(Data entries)
···

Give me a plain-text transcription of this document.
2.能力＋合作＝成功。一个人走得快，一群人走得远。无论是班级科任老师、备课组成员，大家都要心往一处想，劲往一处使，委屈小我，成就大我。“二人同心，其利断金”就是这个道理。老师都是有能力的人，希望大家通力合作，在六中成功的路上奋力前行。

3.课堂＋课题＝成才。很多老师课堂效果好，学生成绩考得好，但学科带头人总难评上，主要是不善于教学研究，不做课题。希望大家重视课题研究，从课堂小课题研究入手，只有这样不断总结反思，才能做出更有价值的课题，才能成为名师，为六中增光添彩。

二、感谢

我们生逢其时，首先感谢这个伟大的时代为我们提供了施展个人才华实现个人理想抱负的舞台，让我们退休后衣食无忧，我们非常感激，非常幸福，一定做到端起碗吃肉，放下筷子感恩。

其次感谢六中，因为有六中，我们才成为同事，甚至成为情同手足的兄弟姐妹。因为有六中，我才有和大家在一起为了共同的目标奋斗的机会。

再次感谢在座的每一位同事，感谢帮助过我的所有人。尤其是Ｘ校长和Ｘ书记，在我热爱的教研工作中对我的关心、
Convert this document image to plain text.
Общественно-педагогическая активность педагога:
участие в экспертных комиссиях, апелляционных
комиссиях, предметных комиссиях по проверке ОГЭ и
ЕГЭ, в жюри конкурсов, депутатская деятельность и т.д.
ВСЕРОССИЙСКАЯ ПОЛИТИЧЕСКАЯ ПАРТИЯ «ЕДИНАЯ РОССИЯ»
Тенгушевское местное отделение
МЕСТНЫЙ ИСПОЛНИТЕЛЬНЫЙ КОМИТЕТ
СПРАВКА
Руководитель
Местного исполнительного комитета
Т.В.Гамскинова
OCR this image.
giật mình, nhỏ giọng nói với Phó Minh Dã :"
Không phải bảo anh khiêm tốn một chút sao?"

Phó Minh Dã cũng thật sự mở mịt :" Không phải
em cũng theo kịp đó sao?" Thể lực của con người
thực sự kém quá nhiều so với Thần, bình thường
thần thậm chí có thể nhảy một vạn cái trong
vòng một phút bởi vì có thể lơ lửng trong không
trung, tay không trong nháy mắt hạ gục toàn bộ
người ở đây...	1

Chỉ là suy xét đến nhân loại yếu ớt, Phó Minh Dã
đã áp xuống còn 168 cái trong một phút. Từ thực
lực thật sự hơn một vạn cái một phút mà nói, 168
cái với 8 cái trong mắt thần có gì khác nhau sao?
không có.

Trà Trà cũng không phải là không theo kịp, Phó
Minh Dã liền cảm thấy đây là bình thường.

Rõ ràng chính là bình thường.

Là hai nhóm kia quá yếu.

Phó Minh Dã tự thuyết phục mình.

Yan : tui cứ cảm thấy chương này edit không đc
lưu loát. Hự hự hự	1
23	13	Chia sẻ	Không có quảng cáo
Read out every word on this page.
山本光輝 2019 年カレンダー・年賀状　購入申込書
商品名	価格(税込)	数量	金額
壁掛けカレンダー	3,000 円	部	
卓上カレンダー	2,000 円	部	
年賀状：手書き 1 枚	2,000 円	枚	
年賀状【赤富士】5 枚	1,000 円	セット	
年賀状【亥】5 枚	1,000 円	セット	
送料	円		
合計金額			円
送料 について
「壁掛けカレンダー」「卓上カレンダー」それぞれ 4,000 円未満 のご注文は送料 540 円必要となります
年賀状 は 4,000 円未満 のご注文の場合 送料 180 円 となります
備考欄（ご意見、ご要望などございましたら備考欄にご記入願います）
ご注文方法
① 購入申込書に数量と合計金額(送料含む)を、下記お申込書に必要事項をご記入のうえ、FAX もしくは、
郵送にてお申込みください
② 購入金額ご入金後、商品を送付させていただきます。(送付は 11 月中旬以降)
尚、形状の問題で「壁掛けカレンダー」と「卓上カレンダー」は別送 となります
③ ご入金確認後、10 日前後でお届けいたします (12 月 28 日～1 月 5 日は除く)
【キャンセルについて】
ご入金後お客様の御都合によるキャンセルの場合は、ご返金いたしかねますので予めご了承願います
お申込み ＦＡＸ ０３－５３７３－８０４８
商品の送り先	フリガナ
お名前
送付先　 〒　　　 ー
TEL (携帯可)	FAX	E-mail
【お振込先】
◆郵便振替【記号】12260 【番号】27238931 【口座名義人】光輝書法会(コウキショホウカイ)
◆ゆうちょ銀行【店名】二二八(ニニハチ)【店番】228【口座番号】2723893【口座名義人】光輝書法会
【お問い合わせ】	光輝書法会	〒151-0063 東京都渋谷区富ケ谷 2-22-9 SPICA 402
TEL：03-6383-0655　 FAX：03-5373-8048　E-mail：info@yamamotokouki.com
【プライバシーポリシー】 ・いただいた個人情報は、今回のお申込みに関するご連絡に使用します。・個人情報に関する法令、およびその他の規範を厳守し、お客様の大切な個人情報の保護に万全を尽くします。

···

» EXERCISE DETAILS: Return what is listed above, exactly and completely.

» FULL OUTPUT:
Give me a plain-text transcription of this document.
2.能力＋合作＝成功。一个人走得快，一群人走得远。无论是班级科任老师、备课组成员，大家都要心往一处想，劲往一处使，委屈小我，成就大我。“二人同心，其利断金”就是这个道理。老师都是有能力的人，希望大家通力合作，在六中成功的路上奋力前行。

3.课堂＋课题＝成才。很多老师课堂效果好，学生成绩考得好，但学科带头人总难评上，主要是不善于教学研究，不做课题。希望大家重视课题研究，从课堂小课题研究入手，只有这样不断总结反思，才能做出更有价值的课题，才能成为名师，为六中增光添彩。

二、感谢

我们生逢其时，首先感谢这个伟大的时代为我们提供了施展个人才华实现个人理想抱负的舞台，让我们退休后衣食无忧，我们非常感激，非常幸福，一定做到端起碗吃肉，放下筷子感恩。

其次感谢六中，因为有六中，我们才成为同事，甚至成为情同手足的兄弟姐妹。因为有六中，我才有和大家在一起为了共同的目标奋斗的机会。

再次感谢在座的每一位同事，感谢帮助过我的所有人。尤其是Ｘ校长和Ｘ书记，在我热爱的教研工作中对我的关心、
Convert this document image to plain text.
Общественно-педагогическая активность педагога:
участие в экспертных комиссиях, апелляционных
комиссиях, предметных комиссиях по проверке ОГЭ и
ЕГЭ, в жюри конкурсов, депутатская деятельность и т.д.
ВСЕРОССИЙСКАЯ ПОЛИТИЧЕСКАЯ ПАРТИЯ «ЕДИНАЯ РОССИЯ»
Тенгушевское местное отделение
МЕСТНЫЙ ИСПОЛНИТЕЛЬНЫЙ КОМИТЕТ
СПРАВКА
Руководитель
Местного исполнительного комитета
Т.В.Гамскинова
OCR this image.
giật mình, nhỏ giọng nói với Phó Minh Dã :"
Không phải bảo anh khiêm tốn một chút sao?"

Phó Minh Dã cũng thật sự mở mịt :" Không phải
em cũng theo kịp đó sao?" Thể lực của con người
thực sự kém quá nhiều so với Thần, bình thường
thần thậm chí có thể nhảy một vạn cái trong
vòng một phút bởi vì có thể lơ lửng trong không
trung, tay không trong nháy mắt hạ gục toàn bộ
người ở đây...	1

Chỉ là suy xét đến nhân loại yếu ớt, Phó Minh Dã
đã áp xuống còn 168 cái trong một phút. Từ thực
lực thật sự hơn một vạn cái một phút mà nói, 168
cái với 8 cái trong mắt thần có gì khác nhau sao?
không có.

Trà Trà cũng không phải là không theo kịp, Phó
Minh Dã liền cảm thấy đây là bình thường.

Rõ ràng chính là bình thường.

Là hai nhóm kia quá yếu.

Phó Minh Dã tự thuyết phục mình.

Yan : tui cứ cảm thấy chương này edit không đc
lưu loát. Hự hự hự	1
23	13	Chia sẻ	Không có quảng cáo
Read out every word on this page.
山本光輝 2019 年カレンダー・年賀状　購入申込書
商品名	価格(税込)	数量	金額
壁掛けカレンダー	3,000 円	部	
卓上カレンダー	2,000 円	部	
年賀状：手書き 1 枚	2,000 円	枚	
年賀状【赤富士】5 枚	1,000 円	セット	
年賀状【亥】5 枚	1,000 円	セット	
送料	円		
合計金額			円
送料 について
「壁掛けカレンダー」「卓上カレンダー」それぞれ 4,000 円未満 のご注文は送料 540 円必要となります
年賀状 は 4,000 円未満 のご注文の場合 送料 180 円 となります
備考欄（ご意見、ご要望などございましたら備考欄にご記入願います）
ご注文方法
① 購入申込書に数量と合計金額(送料含む)を、下記お申込書に必要事項をご記入のうえ、FAX もしくは、
郵送にてお申込みください
② 購入金額ご入金後、商品を送付させていただきます。(送付は 11 月中旬以降)
尚、形状の問題で「壁掛けカレンダー」と「卓上カレンダー」は別送 となります
③ ご入金確認後、10 日前後でお届けいたします (12 月 28 日～1 月 5 日は除く)
【キャンセルについて】
ご入金後お客様の御都合によるキャンセルの場合は、ご返金いたしかねますので予めご了承願います
お申込み ＦＡＸ ０３－５３７３－８０４８
商品の送り先	フリガナ
お名前
送付先　 〒　　　 ー
TEL (携帯可)	FAX	E-mail
【お振込先】
◆郵便振替【記号】12260 【番号】27238931 【口座名義人】光輝書法会(コウキショホウカイ)
◆ゆうちょ銀行【店名】二二八(ニニハチ)【店番】228【口座番号】2723893【口座名義人】光輝書法会
【お問い合わせ】	光輝書法会	〒151-0063 東京都渋谷区富ケ谷 2-22-9 SPICA 402
TEL：03-6383-0655　 FAX：03-5373-8048　E-mail：info@yamamotokouki.com
【プライバシーポリシー】 ・いただいた個人情報は、今回のお申込みに関するご連絡に使用します。・個人情報に関する法令、およびその他の規範を厳守し、お客様の大切な個人情報の保護に万全を尽くします。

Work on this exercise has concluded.